#### Stated goal:
Rewrite the data below with every "legend-entry" replaced by "legend-item". Keep everything else unchanged.
╭──
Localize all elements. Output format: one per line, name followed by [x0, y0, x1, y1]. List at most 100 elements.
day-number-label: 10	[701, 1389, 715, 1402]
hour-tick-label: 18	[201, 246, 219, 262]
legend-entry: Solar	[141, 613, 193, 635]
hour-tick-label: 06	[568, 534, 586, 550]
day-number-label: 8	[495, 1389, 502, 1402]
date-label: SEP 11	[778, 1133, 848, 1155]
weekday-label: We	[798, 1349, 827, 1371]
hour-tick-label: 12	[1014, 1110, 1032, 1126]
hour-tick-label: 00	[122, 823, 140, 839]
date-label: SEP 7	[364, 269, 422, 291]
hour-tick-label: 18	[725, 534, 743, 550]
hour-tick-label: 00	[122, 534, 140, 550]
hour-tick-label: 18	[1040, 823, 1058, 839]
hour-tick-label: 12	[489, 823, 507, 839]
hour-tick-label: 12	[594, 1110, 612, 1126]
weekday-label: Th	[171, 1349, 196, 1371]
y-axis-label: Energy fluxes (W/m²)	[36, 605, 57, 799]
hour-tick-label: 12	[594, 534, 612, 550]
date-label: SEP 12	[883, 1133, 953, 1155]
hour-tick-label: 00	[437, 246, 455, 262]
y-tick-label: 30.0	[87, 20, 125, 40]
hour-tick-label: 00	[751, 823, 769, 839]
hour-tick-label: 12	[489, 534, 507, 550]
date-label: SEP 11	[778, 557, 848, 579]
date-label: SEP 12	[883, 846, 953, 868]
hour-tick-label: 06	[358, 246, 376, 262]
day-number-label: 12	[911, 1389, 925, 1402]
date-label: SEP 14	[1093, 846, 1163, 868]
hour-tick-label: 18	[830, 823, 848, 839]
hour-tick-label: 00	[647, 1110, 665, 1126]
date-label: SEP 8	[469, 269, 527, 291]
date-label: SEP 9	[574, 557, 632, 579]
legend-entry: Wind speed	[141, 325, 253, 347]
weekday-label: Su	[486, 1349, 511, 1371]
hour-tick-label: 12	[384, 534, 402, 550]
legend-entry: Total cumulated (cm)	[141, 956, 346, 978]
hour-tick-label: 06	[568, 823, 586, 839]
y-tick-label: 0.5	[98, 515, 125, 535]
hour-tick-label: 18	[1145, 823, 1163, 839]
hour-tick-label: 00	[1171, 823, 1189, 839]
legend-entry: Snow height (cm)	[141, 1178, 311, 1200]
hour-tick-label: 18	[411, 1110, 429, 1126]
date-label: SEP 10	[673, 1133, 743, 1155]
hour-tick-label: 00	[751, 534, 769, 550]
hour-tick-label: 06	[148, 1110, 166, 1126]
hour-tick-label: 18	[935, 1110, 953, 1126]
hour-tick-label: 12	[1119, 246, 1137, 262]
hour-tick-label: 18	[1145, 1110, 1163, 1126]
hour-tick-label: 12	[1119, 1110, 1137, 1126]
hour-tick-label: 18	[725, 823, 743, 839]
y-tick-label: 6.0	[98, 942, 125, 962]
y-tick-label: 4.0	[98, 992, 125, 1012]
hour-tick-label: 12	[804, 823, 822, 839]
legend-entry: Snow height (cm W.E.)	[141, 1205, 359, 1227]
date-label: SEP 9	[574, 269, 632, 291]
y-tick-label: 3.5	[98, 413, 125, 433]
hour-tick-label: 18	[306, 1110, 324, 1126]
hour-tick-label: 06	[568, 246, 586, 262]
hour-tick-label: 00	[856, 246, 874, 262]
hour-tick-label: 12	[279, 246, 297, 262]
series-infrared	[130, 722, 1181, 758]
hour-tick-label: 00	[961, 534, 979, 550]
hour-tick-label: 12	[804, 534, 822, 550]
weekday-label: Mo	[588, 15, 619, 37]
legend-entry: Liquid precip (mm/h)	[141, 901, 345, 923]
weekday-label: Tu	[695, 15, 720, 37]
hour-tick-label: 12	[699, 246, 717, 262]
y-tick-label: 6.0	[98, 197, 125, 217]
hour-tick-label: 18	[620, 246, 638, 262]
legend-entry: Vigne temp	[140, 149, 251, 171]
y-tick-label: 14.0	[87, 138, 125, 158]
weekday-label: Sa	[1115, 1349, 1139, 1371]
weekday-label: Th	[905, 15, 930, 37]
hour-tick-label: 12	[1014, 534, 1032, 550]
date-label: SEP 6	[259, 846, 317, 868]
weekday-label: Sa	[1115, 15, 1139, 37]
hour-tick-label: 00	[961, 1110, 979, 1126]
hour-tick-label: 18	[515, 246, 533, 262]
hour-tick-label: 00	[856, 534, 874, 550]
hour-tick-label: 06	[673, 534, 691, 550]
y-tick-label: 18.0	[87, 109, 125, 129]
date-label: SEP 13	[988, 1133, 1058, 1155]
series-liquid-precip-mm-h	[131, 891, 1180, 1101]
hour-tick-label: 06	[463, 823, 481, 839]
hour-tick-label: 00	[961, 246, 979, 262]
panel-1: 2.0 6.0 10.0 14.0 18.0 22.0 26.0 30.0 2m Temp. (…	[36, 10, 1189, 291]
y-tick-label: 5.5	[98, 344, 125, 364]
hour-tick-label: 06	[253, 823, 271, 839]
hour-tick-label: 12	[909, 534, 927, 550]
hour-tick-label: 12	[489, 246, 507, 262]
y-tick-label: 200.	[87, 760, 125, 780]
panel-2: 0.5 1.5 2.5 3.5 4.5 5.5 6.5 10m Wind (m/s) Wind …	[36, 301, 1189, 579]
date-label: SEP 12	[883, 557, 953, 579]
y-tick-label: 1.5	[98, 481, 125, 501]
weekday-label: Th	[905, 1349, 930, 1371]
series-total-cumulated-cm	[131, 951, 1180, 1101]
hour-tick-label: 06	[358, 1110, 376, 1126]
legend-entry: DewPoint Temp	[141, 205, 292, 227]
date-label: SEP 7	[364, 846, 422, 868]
╰──
#### Result of this task:
Localize all elements. Output format: one per line, name followed by [x0, y0, x1, y1]. List at most 100 elements.
day-number-label: 10	[701, 1389, 715, 1402]
hour-tick-label: 18	[201, 246, 219, 262]
legend-item: Solar	[141, 613, 193, 635]
hour-tick-label: 06	[568, 534, 586, 550]
day-number-label: 8	[495, 1389, 502, 1402]
date-label: SEP 11	[778, 1133, 848, 1155]
weekday-label: We	[798, 1349, 827, 1371]
hour-tick-label: 12	[1014, 1110, 1032, 1126]
hour-tick-label: 00	[122, 823, 140, 839]
date-label: SEP 7	[364, 269, 422, 291]
hour-tick-label: 18	[725, 534, 743, 550]
hour-tick-label: 00	[122, 534, 140, 550]
hour-tick-label: 18	[1040, 823, 1058, 839]
hour-tick-label: 12	[489, 823, 507, 839]
hour-tick-label: 12	[594, 1110, 612, 1126]
weekday-label: Th	[171, 1349, 196, 1371]
y-axis-label: Energy fluxes (W/m²)	[36, 605, 57, 799]
hour-tick-label: 12	[594, 534, 612, 550]
date-label: SEP 12	[883, 1133, 953, 1155]
hour-tick-label: 00	[437, 246, 455, 262]
y-tick-label: 30.0	[87, 20, 125, 40]
hour-tick-label: 00	[751, 823, 769, 839]
hour-tick-label: 12	[489, 534, 507, 550]
date-label: SEP 11	[778, 557, 848, 579]
date-label: SEP 12	[883, 846, 953, 868]
hour-tick-label: 06	[358, 246, 376, 262]
day-number-label: 12	[911, 1389, 925, 1402]
date-label: SEP 14	[1093, 846, 1163, 868]
hour-tick-label: 18	[830, 823, 848, 839]
hour-tick-label: 00	[647, 1110, 665, 1126]
date-label: SEP 8	[469, 269, 527, 291]
date-label: SEP 9	[574, 557, 632, 579]
legend-item: Wind speed	[141, 325, 253, 347]
weekday-label: Su	[486, 1349, 511, 1371]
hour-tick-label: 12	[384, 534, 402, 550]
legend-item: Total cumulated (cm)	[141, 956, 346, 978]
hour-tick-label: 06	[568, 823, 586, 839]
y-tick-label: 0.5	[98, 515, 125, 535]
hour-tick-label: 18	[1145, 823, 1163, 839]
hour-tick-label: 00	[1171, 823, 1189, 839]
legend-item: Snow height (cm)	[141, 1178, 311, 1200]
hour-tick-label: 18	[411, 1110, 429, 1126]
date-label: SEP 10	[673, 1133, 743, 1155]
hour-tick-label: 00	[751, 534, 769, 550]
hour-tick-label: 06	[148, 1110, 166, 1126]
hour-tick-label: 18	[935, 1110, 953, 1126]
hour-tick-label: 12	[1119, 246, 1137, 262]
hour-tick-label: 18	[1145, 1110, 1163, 1126]
hour-tick-label: 12	[1119, 1110, 1137, 1126]
hour-tick-label: 18	[725, 823, 743, 839]
y-tick-label: 6.0	[98, 942, 125, 962]
y-tick-label: 4.0	[98, 992, 125, 1012]
hour-tick-label: 12	[804, 823, 822, 839]
legend-item: Snow height (cm W.E.)	[141, 1205, 359, 1227]
date-label: SEP 9	[574, 269, 632, 291]
y-tick-label: 3.5	[98, 413, 125, 433]
hour-tick-label: 18	[306, 1110, 324, 1126]
hour-tick-label: 06	[568, 246, 586, 262]
hour-tick-label: 00	[856, 246, 874, 262]
hour-tick-label: 12	[279, 246, 297, 262]
series-infrared	[130, 722, 1181, 758]
hour-tick-label: 00	[961, 534, 979, 550]
hour-tick-label: 12	[804, 534, 822, 550]
weekday-label: Mo	[588, 15, 619, 37]
legend-item: Liquid precip (mm/h)	[141, 901, 345, 923]
weekday-label: Tu	[695, 15, 720, 37]
hour-tick-label: 12	[699, 246, 717, 262]
y-tick-label: 6.0	[98, 197, 125, 217]
hour-tick-label: 18	[620, 246, 638, 262]
legend-item: Vigne temp	[140, 149, 251, 171]
y-tick-label: 14.0	[87, 138, 125, 158]
weekday-label: Sa	[1115, 1349, 1139, 1371]
weekday-label: Th	[905, 15, 930, 37]
hour-tick-label: 12	[1014, 534, 1032, 550]
date-label: SEP 6	[259, 846, 317, 868]
weekday-label: Sa	[1115, 15, 1139, 37]
hour-tick-label: 00	[961, 1110, 979, 1126]
hour-tick-label: 18	[515, 246, 533, 262]
hour-tick-label: 00	[856, 534, 874, 550]
hour-tick-label: 06	[673, 534, 691, 550]
y-tick-label: 18.0	[87, 109, 125, 129]
date-label: SEP 13	[988, 1133, 1058, 1155]
series-liquid-precip-mm-h	[131, 891, 1180, 1101]
hour-tick-label: 06	[463, 823, 481, 839]
hour-tick-label: 00	[961, 246, 979, 262]
panel-1: 2.0 6.0 10.0 14.0 18.0 22.0 26.0 30.0 2m Temp. (…	[36, 10, 1189, 291]
y-tick-label: 5.5	[98, 344, 125, 364]
hour-tick-label: 06	[253, 823, 271, 839]
hour-tick-label: 12	[909, 534, 927, 550]
hour-tick-label: 12	[489, 246, 507, 262]
y-tick-label: 200.	[87, 760, 125, 780]
panel-2: 0.5 1.5 2.5 3.5 4.5 5.5 6.5 10m Wind (m/s) Wind …	[36, 301, 1189, 579]
date-label: SEP 12	[883, 557, 953, 579]
y-tick-label: 1.5	[98, 481, 125, 501]
weekday-label: Th	[905, 1349, 930, 1371]
series-total-cumulated-cm	[131, 951, 1180, 1101]
hour-tick-label: 06	[358, 1110, 376, 1126]
legend-item: DewPoint Temp	[141, 205, 292, 227]
date-label: SEP 7	[364, 846, 422, 868]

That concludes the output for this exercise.